▸ REQUIREMENT
Below are some records. Quote exactly the lines from the one that contains "Enumerate this screenshot's" through the last, both included, and leave out the pictures.
+++ INPUT ROWS
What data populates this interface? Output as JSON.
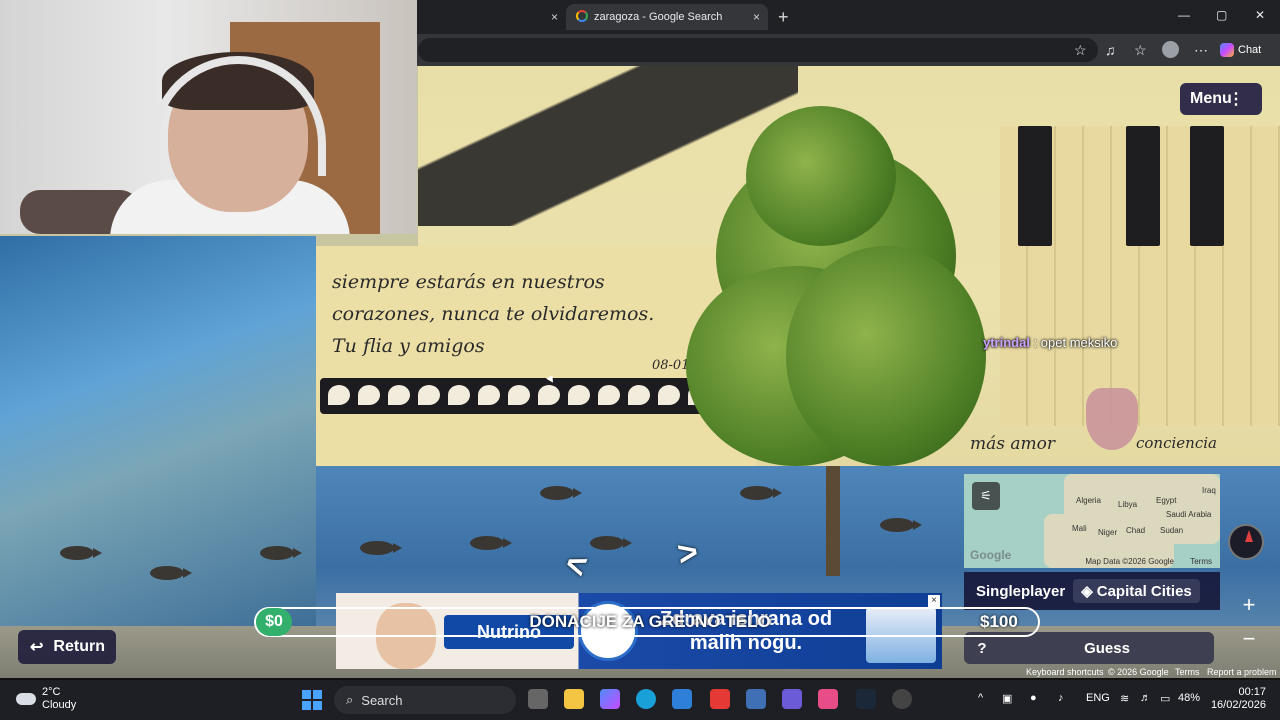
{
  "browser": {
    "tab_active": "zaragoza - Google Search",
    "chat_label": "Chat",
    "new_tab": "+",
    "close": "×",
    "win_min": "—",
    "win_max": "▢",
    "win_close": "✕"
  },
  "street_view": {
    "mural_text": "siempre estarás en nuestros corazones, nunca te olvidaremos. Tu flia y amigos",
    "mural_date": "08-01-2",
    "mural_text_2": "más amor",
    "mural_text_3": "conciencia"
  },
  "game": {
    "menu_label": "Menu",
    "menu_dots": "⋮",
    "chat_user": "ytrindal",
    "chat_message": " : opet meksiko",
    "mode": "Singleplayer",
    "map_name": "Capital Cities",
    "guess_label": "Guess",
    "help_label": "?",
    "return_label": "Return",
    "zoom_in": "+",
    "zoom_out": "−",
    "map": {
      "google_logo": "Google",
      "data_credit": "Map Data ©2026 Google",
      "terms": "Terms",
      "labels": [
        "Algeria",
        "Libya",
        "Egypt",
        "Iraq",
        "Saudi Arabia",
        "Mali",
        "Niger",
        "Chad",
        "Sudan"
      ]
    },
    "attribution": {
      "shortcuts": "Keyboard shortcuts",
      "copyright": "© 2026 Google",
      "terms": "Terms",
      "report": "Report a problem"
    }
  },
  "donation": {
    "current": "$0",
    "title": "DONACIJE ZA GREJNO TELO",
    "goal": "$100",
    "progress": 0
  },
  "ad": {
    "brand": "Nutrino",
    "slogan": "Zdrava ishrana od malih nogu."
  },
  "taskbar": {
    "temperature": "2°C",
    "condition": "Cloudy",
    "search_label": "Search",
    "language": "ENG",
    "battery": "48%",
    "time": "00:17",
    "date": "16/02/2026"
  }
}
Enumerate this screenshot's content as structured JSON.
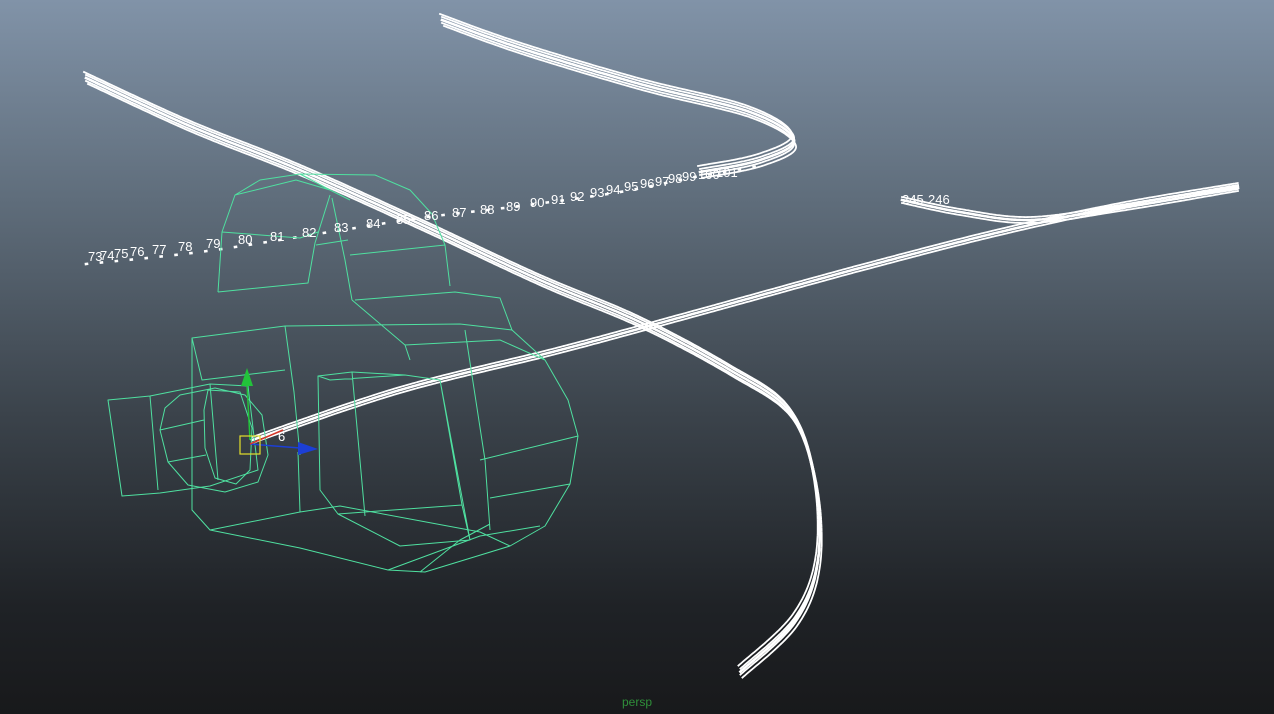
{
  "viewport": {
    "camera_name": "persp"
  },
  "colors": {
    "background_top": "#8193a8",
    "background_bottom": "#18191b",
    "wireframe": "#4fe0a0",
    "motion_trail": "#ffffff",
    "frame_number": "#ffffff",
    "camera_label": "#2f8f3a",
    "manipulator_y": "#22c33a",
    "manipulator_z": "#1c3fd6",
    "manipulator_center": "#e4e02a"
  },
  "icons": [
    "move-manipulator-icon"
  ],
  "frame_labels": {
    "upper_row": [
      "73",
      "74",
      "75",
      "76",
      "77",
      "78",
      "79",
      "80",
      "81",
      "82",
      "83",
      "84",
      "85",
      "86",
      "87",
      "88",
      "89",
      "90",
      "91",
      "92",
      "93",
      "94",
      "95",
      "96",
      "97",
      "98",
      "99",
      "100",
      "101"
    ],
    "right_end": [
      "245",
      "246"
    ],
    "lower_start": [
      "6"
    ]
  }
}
++++++
▸ ANSWER FOR THIS EXERCISE
Enumerate this screenshot's content as structured JSON.
{
  "viewport": {
    "camera_name": "persp"
  },
  "colors": {
    "background_top": "#8193a8",
    "background_bottom": "#18191b",
    "wireframe": "#4fe0a0",
    "motion_trail": "#ffffff",
    "frame_number": "#ffffff",
    "camera_label": "#2f8f3a",
    "manipulator_y": "#22c33a",
    "manipulator_z": "#1c3fd6",
    "manipulator_center": "#e4e02a"
  },
  "icons": [
    "move-manipulator-icon"
  ],
  "frame_labels": {
    "upper_row": [
      "73",
      "74",
      "75",
      "76",
      "77",
      "78",
      "79",
      "80",
      "81",
      "82",
      "83",
      "84",
      "85",
      "86",
      "87",
      "88",
      "89",
      "90",
      "91",
      "92",
      "93",
      "94",
      "95",
      "96",
      "97",
      "98",
      "99",
      "100",
      "101"
    ],
    "right_end": [
      "245",
      "246"
    ],
    "lower_start": [
      "6"
    ]
  }
}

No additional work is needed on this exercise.